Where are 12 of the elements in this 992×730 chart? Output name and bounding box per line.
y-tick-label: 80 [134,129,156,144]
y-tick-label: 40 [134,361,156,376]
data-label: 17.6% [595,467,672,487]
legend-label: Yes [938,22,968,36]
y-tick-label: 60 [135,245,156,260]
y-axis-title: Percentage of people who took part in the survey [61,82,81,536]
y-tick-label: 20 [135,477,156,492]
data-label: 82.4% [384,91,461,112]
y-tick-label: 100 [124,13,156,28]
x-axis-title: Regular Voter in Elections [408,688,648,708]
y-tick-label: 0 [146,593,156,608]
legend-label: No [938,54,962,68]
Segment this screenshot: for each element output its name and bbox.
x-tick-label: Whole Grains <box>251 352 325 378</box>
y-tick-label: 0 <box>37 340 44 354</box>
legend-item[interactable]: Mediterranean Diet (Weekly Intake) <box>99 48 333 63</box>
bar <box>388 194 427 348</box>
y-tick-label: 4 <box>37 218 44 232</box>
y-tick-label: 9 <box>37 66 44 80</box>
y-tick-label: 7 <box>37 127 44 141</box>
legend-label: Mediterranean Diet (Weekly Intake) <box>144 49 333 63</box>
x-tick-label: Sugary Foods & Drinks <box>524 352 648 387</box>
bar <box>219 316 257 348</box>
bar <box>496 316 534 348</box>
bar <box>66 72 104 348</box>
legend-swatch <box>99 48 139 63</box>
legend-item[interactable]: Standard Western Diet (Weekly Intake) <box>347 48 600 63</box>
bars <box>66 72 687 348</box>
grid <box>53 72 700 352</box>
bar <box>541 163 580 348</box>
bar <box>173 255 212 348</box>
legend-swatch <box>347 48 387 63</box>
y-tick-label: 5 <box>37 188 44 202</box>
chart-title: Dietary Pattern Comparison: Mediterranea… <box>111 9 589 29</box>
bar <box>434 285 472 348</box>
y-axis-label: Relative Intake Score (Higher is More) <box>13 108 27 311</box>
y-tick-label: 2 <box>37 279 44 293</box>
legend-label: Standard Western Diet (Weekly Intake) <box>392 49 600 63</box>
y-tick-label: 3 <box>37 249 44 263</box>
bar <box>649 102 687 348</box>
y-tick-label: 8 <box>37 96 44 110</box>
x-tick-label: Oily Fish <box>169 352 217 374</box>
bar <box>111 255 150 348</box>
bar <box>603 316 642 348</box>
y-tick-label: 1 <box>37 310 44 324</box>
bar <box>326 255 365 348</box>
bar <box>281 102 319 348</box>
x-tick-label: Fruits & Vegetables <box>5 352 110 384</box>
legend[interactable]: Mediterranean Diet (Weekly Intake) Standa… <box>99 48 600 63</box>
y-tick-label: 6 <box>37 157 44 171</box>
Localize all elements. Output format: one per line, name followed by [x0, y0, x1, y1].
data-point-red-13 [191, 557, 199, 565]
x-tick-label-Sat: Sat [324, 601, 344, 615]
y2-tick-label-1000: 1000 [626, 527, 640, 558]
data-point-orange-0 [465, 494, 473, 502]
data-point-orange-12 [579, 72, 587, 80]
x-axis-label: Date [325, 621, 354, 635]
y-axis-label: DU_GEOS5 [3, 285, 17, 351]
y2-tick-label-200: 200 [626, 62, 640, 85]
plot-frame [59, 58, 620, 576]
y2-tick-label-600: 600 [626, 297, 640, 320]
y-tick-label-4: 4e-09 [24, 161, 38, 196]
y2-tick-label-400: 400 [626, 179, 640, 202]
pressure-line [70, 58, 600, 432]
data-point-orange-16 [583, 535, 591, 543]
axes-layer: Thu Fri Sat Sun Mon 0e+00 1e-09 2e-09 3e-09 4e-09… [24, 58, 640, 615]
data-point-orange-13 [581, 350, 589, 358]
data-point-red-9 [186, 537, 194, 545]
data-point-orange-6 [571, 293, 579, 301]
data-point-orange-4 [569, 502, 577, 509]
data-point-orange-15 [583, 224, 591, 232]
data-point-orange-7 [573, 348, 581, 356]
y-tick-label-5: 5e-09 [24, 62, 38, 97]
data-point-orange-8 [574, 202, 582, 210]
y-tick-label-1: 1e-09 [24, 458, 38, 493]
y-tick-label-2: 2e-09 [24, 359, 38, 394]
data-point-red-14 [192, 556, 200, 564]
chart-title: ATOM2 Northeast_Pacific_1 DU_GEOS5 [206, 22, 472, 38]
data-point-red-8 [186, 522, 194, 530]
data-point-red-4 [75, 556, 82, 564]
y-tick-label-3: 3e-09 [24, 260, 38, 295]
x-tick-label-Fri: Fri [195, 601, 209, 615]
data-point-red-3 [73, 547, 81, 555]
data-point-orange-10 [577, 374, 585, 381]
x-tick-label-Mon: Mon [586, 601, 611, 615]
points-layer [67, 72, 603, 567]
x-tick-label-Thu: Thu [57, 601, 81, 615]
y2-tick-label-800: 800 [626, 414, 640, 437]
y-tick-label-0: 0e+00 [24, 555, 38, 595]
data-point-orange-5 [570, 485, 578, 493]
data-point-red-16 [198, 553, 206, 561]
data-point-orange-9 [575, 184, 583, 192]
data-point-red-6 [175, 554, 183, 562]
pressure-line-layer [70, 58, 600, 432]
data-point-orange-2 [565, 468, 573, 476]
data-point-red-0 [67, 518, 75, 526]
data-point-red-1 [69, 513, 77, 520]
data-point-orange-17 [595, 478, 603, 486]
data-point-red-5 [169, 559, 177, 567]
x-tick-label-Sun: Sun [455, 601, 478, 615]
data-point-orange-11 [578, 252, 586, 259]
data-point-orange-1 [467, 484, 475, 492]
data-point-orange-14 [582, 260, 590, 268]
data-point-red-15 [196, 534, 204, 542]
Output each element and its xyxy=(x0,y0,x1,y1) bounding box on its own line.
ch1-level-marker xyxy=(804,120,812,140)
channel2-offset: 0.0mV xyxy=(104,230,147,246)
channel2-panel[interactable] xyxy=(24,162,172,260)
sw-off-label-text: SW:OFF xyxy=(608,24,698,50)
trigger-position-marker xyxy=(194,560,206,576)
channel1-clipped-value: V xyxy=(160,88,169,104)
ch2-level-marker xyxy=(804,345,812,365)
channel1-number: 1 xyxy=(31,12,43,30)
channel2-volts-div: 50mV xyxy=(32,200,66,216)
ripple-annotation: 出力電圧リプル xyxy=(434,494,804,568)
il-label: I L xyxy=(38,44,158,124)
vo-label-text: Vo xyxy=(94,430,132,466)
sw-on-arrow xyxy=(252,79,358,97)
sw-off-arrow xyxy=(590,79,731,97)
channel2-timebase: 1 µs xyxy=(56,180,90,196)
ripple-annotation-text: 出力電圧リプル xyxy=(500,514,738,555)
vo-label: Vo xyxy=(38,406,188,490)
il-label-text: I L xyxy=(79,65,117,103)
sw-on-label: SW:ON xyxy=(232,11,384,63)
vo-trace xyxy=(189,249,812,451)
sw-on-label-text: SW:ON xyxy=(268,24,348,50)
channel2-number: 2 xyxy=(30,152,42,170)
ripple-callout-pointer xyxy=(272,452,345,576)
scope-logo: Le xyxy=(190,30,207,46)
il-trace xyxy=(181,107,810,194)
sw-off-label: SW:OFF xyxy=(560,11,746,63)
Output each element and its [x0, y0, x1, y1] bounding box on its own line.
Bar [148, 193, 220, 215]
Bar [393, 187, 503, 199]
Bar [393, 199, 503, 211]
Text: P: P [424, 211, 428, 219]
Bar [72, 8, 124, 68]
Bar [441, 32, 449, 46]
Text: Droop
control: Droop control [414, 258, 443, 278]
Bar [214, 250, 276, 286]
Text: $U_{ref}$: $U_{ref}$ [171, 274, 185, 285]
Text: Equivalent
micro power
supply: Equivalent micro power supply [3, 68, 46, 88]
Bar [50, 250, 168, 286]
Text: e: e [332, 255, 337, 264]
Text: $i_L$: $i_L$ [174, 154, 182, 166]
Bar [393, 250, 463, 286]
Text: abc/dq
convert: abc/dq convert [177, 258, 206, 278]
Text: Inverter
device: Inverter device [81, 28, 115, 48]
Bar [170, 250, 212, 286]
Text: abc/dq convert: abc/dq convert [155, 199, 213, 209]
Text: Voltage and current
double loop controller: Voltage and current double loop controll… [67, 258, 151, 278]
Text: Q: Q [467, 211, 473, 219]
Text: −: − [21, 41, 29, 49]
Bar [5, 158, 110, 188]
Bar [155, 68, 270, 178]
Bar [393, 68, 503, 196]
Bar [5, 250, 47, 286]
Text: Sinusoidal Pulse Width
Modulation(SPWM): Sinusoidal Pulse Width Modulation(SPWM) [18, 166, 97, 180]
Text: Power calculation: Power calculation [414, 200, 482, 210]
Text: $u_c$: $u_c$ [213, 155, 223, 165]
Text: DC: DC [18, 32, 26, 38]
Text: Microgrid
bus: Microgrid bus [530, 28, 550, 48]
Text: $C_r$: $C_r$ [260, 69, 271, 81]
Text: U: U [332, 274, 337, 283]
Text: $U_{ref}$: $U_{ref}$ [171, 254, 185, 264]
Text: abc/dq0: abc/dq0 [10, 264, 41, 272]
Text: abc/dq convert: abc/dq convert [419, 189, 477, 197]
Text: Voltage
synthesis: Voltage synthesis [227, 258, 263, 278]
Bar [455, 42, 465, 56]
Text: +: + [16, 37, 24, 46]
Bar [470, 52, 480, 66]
= = =
◆ DO THIS
Rename "legend-swatch" to "legend-marker" in the lines from the first line of the material through the line with "bar <box>434 285 472 348</box>", and give back only those lines with everything else unchanged.

◆ EXERCISE RESPONSE
Where are 12 of the elements in this 992×730 chart? Output name and bounding box per line.
y-tick-label: 80 [134,129,156,144]
y-tick-label: 40 [134,361,156,376]
data-label: 17.6% [595,467,672,487]
legend-label: Yes [938,22,968,36]
y-tick-label: 60 [135,245,156,260]
y-axis-title: Percentage of people who took part in the survey [61,82,81,536]
y-tick-label: 20 [135,477,156,492]
data-label: 82.4% [384,91,461,112]
y-tick-label: 100 [124,13,156,28]
x-axis-title: Regular Voter in Elections [408,688,648,708]
y-tick-label: 0 [146,593,156,608]
legend-label: No [938,54,962,68]
Segment this screenshot: for each element output its name and bbox.
x-tick-label: Whole Grains <box>251 352 325 378</box>
y-tick-label: 0 <box>37 340 44 354</box>
legend-item[interactable]: Mediterranean Diet (Weekly Intake) <box>99 48 333 63</box>
bar <box>388 194 427 348</box>
y-tick-label: 4 <box>37 218 44 232</box>
y-tick-label: 9 <box>37 66 44 80</box>
y-tick-label: 7 <box>37 127 44 141</box>
legend-label: Mediterranean Diet (Weekly Intake) <box>144 49 333 63</box>
x-tick-label: Sugary Foods & Drinks <box>524 352 648 387</box>
bar <box>219 316 257 348</box>
bar <box>496 316 534 348</box>
bar <box>66 72 104 348</box>
legend-marker <box>99 48 139 63</box>
legend-item[interactable]: Standard Western Diet (Weekly Intake) <box>347 48 600 63</box>
bars <box>66 72 687 348</box>
grid <box>53 72 700 352</box>
bar <box>541 163 580 348</box>
bar <box>173 255 212 348</box>
legend-marker <box>347 48 387 63</box>
y-tick-label: 5 <box>37 188 44 202</box>
chart-title: Dietary Pattern Comparison: Mediterranea… <box>111 9 589 29</box>
bar <box>434 285 472 348</box>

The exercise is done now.